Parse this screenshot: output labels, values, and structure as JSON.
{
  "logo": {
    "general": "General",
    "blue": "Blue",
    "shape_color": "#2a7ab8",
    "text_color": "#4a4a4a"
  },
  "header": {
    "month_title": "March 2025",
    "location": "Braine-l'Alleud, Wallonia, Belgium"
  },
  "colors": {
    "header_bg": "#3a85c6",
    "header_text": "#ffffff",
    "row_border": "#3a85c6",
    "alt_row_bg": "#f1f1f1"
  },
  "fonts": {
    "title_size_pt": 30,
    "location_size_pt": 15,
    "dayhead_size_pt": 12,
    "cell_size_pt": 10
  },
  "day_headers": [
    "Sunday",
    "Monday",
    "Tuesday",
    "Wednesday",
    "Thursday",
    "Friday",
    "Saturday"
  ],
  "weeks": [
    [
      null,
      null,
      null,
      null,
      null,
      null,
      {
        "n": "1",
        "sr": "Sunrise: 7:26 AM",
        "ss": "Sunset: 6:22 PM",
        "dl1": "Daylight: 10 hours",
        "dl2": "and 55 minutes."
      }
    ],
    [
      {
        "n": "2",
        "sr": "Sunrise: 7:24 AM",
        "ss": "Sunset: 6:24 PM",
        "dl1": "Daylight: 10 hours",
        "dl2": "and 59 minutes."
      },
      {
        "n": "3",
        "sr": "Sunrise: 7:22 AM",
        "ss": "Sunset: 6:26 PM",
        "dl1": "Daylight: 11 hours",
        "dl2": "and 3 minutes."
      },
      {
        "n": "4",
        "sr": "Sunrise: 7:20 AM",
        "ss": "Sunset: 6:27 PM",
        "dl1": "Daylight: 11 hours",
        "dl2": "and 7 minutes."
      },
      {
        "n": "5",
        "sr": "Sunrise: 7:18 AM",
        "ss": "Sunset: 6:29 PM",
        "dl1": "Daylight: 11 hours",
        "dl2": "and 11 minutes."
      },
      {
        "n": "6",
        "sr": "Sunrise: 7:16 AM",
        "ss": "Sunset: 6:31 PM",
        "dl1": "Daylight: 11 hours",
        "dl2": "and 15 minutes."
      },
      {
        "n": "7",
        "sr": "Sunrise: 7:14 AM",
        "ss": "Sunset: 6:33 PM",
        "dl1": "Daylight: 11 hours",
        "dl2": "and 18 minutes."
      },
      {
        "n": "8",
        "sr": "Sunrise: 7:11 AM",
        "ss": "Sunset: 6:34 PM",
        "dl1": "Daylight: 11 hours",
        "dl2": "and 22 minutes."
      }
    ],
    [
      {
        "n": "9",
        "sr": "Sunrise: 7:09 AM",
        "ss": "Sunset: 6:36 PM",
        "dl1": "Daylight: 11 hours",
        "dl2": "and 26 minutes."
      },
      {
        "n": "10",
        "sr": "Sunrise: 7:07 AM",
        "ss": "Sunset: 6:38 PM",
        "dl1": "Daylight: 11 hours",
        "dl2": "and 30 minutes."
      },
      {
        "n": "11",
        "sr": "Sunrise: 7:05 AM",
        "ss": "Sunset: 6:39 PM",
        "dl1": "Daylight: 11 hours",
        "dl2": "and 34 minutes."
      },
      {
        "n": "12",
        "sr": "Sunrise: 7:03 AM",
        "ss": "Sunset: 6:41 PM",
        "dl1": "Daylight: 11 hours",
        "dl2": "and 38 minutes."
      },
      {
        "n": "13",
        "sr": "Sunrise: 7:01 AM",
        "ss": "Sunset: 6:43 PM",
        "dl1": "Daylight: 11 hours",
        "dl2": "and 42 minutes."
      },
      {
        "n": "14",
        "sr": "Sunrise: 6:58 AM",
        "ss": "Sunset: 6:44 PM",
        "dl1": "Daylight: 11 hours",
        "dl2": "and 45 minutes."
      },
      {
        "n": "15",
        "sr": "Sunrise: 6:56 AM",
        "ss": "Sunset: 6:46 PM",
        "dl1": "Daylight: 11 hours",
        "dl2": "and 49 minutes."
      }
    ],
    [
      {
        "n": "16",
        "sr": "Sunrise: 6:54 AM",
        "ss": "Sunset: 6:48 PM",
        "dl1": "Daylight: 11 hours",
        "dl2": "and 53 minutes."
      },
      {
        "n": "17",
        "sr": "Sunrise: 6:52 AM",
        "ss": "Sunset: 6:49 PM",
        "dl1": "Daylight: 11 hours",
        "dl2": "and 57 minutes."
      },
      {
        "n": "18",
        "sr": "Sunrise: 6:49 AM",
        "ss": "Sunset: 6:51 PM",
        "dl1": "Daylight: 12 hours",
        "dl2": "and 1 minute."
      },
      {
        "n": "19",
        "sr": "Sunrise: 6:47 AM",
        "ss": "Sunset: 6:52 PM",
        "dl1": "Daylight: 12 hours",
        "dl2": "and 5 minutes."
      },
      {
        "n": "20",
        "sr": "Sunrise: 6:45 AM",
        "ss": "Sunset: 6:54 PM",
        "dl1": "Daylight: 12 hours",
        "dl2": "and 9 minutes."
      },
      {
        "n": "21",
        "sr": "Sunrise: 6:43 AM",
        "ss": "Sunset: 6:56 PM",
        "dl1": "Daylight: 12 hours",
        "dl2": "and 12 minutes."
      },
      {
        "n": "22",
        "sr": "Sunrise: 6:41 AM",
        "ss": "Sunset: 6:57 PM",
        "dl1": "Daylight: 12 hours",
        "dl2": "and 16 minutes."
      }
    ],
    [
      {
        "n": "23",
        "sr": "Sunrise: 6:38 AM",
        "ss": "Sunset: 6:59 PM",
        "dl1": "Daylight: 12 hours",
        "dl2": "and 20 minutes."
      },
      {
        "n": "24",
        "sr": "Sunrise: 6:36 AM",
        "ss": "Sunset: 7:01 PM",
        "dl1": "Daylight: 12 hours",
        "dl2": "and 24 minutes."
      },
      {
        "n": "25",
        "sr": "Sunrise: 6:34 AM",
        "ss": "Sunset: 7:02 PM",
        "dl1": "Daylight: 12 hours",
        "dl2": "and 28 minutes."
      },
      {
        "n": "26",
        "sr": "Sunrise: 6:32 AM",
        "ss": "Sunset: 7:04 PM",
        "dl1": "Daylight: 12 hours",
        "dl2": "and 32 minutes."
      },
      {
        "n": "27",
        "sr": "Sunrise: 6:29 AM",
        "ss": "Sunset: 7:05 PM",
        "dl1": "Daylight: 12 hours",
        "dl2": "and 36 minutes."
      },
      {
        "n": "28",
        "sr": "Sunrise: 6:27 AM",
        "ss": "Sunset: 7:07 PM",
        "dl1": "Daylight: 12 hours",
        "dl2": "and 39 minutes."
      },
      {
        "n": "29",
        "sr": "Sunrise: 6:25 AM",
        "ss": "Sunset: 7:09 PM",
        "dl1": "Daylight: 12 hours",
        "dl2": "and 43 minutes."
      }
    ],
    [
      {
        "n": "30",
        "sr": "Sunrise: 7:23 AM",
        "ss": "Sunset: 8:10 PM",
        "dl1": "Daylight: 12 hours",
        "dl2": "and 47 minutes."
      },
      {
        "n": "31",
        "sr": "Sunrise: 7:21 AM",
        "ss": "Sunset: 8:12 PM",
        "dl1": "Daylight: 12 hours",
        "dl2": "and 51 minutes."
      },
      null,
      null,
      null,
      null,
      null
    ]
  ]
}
━━━━━━━━━━━━━━━━━━━━
Objective: Please set down the whole listing above without altering a single line.

Worked solution:
Parse this screenshot: output labels, values, and structure as JSON.
{
  "logo": {
    "general": "General",
    "blue": "Blue",
    "shape_color": "#2a7ab8",
    "text_color": "#4a4a4a"
  },
  "header": {
    "month_title": "March 2025",
    "location": "Braine-l'Alleud, Wallonia, Belgium"
  },
  "colors": {
    "header_bg": "#3a85c6",
    "header_text": "#ffffff",
    "row_border": "#3a85c6",
    "alt_row_bg": "#f1f1f1"
  },
  "fonts": {
    "title_size_pt": 30,
    "location_size_pt": 15,
    "dayhead_size_pt": 12,
    "cell_size_pt": 10
  },
  "day_headers": [
    "Sunday",
    "Monday",
    "Tuesday",
    "Wednesday",
    "Thursday",
    "Friday",
    "Saturday"
  ],
  "weeks": [
    [
      null,
      null,
      null,
      null,
      null,
      null,
      {
        "n": "1",
        "sr": "Sunrise: 7:26 AM",
        "ss": "Sunset: 6:22 PM",
        "dl1": "Daylight: 10 hours",
        "dl2": "and 55 minutes."
      }
    ],
    [
      {
        "n": "2",
        "sr": "Sunrise: 7:24 AM",
        "ss": "Sunset: 6:24 PM",
        "dl1": "Daylight: 10 hours",
        "dl2": "and 59 minutes."
      },
      {
        "n": "3",
        "sr": "Sunrise: 7:22 AM",
        "ss": "Sunset: 6:26 PM",
        "dl1": "Daylight: 11 hours",
        "dl2": "and 3 minutes."
      },
      {
        "n": "4",
        "sr": "Sunrise: 7:20 AM",
        "ss": "Sunset: 6:27 PM",
        "dl1": "Daylight: 11 hours",
        "dl2": "and 7 minutes."
      },
      {
        "n": "5",
        "sr": "Sunrise: 7:18 AM",
        "ss": "Sunset: 6:29 PM",
        "dl1": "Daylight: 11 hours",
        "dl2": "and 11 minutes."
      },
      {
        "n": "6",
        "sr": "Sunrise: 7:16 AM",
        "ss": "Sunset: 6:31 PM",
        "dl1": "Daylight: 11 hours",
        "dl2": "and 15 minutes."
      },
      {
        "n": "7",
        "sr": "Sunrise: 7:14 AM",
        "ss": "Sunset: 6:33 PM",
        "dl1": "Daylight: 11 hours",
        "dl2": "and 18 minutes."
      },
      {
        "n": "8",
        "sr": "Sunrise: 7:11 AM",
        "ss": "Sunset: 6:34 PM",
        "dl1": "Daylight: 11 hours",
        "dl2": "and 22 minutes."
      }
    ],
    [
      {
        "n": "9",
        "sr": "Sunrise: 7:09 AM",
        "ss": "Sunset: 6:36 PM",
        "dl1": "Daylight: 11 hours",
        "dl2": "and 26 minutes."
      },
      {
        "n": "10",
        "sr": "Sunrise: 7:07 AM",
        "ss": "Sunset: 6:38 PM",
        "dl1": "Daylight: 11 hours",
        "dl2": "and 30 minutes."
      },
      {
        "n": "11",
        "sr": "Sunrise: 7:05 AM",
        "ss": "Sunset: 6:39 PM",
        "dl1": "Daylight: 11 hours",
        "dl2": "and 34 minutes."
      },
      {
        "n": "12",
        "sr": "Sunrise: 7:03 AM",
        "ss": "Sunset: 6:41 PM",
        "dl1": "Daylight: 11 hours",
        "dl2": "and 38 minutes."
      },
      {
        "n": "13",
        "sr": "Sunrise: 7:01 AM",
        "ss": "Sunset: 6:43 PM",
        "dl1": "Daylight: 11 hours",
        "dl2": "and 42 minutes."
      },
      {
        "n": "14",
        "sr": "Sunrise: 6:58 AM",
        "ss": "Sunset: 6:44 PM",
        "dl1": "Daylight: 11 hours",
        "dl2": "and 45 minutes."
      },
      {
        "n": "15",
        "sr": "Sunrise: 6:56 AM",
        "ss": "Sunset: 6:46 PM",
        "dl1": "Daylight: 11 hours",
        "dl2": "and 49 minutes."
      }
    ],
    [
      {
        "n": "16",
        "sr": "Sunrise: 6:54 AM",
        "ss": "Sunset: 6:48 PM",
        "dl1": "Daylight: 11 hours",
        "dl2": "and 53 minutes."
      },
      {
        "n": "17",
        "sr": "Sunrise: 6:52 AM",
        "ss": "Sunset: 6:49 PM",
        "dl1": "Daylight: 11 hours",
        "dl2": "and 57 minutes."
      },
      {
        "n": "18",
        "sr": "Sunrise: 6:49 AM",
        "ss": "Sunset: 6:51 PM",
        "dl1": "Daylight: 12 hours",
        "dl2": "and 1 minute."
      },
      {
        "n": "19",
        "sr": "Sunrise: 6:47 AM",
        "ss": "Sunset: 6:52 PM",
        "dl1": "Daylight: 12 hours",
        "dl2": "and 5 minutes."
      },
      {
        "n": "20",
        "sr": "Sunrise: 6:45 AM",
        "ss": "Sunset: 6:54 PM",
        "dl1": "Daylight: 12 hours",
        "dl2": "and 9 minutes."
      },
      {
        "n": "21",
        "sr": "Sunrise: 6:43 AM",
        "ss": "Sunset: 6:56 PM",
        "dl1": "Daylight: 12 hours",
        "dl2": "and 12 minutes."
      },
      {
        "n": "22",
        "sr": "Sunrise: 6:41 AM",
        "ss": "Sunset: 6:57 PM",
        "dl1": "Daylight: 12 hours",
        "dl2": "and 16 minutes."
      }
    ],
    [
      {
        "n": "23",
        "sr": "Sunrise: 6:38 AM",
        "ss": "Sunset: 6:59 PM",
        "dl1": "Daylight: 12 hours",
        "dl2": "and 20 minutes."
      },
      {
        "n": "24",
        "sr": "Sunrise: 6:36 AM",
        "ss": "Sunset: 7:01 PM",
        "dl1": "Daylight: 12 hours",
        "dl2": "and 24 minutes."
      },
      {
        "n": "25",
        "sr": "Sunrise: 6:34 AM",
        "ss": "Sunset: 7:02 PM",
        "dl1": "Daylight: 12 hours",
        "dl2": "and 28 minutes."
      },
      {
        "n": "26",
        "sr": "Sunrise: 6:32 AM",
        "ss": "Sunset: 7:04 PM",
        "dl1": "Daylight: 12 hours",
        "dl2": "and 32 minutes."
      },
      {
        "n": "27",
        "sr": "Sunrise: 6:29 AM",
        "ss": "Sunset: 7:05 PM",
        "dl1": "Daylight: 12 hours",
        "dl2": "and 36 minutes."
      },
      {
        "n": "28",
        "sr": "Sunrise: 6:27 AM",
        "ss": "Sunset: 7:07 PM",
        "dl1": "Daylight: 12 hours",
        "dl2": "and 39 minutes."
      },
      {
        "n": "29",
        "sr": "Sunrise: 6:25 AM",
        "ss": "Sunset: 7:09 PM",
        "dl1": "Daylight: 12 hours",
        "dl2": "and 43 minutes."
      }
    ],
    [
      {
        "n": "30",
        "sr": "Sunrise: 7:23 AM",
        "ss": "Sunset: 8:10 PM",
        "dl1": "Daylight: 12 hours",
        "dl2": "and 47 minutes."
      },
      {
        "n": "31",
        "sr": "Sunrise: 7:21 AM",
        "ss": "Sunset: 8:12 PM",
        "dl1": "Daylight: 12 hours",
        "dl2": "and 51 minutes."
      },
      null,
      null,
      null,
      null,
      null
    ]
  ]
}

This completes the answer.